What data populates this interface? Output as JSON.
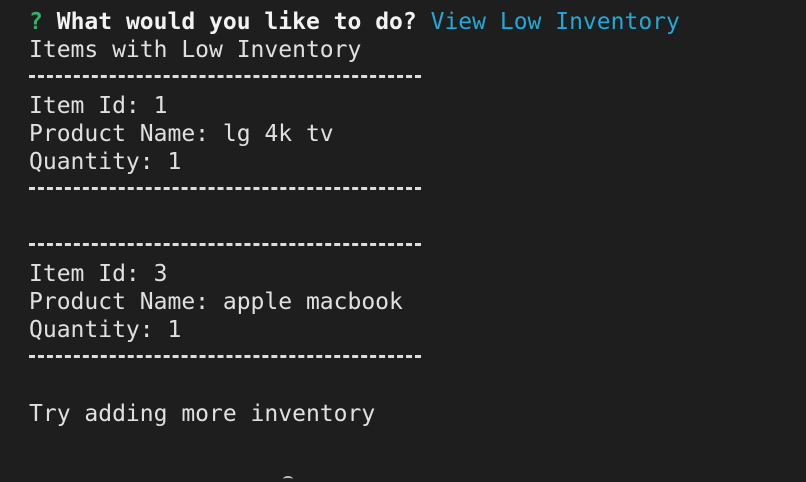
{
  "terminal": {
    "prompt_mark": "?",
    "prompt_question": "What would you like to do?",
    "prompt_answer": "View Low Inventory",
    "heading": "Items with Low Inventory",
    "items": [
      {
        "id_line": "Item Id: 1",
        "name_line": "Product Name: lg 4k tv",
        "qty_line": "Quantity: 1"
      },
      {
        "id_line": "Item Id: 3",
        "name_line": "Product Name: apple macbook",
        "qty_line": "Quantity: 1"
      }
    ],
    "footer_message": "Try adding more inventory"
  }
}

§ §

Output the material word for word, omitting its pictures.

What data populates this interface? Output as JSON.
{
  "terminal": {
    "prompt_mark": "?",
    "prompt_question": "What would you like to do?",
    "prompt_answer": "View Low Inventory",
    "heading": "Items with Low Inventory",
    "items": [
      {
        "id_line": "Item Id: 1",
        "name_line": "Product Name: lg 4k tv",
        "qty_line": "Quantity: 1"
      },
      {
        "id_line": "Item Id: 3",
        "name_line": "Product Name: apple macbook",
        "qty_line": "Quantity: 1"
      }
    ],
    "footer_message": "Try adding more inventory"
  }
}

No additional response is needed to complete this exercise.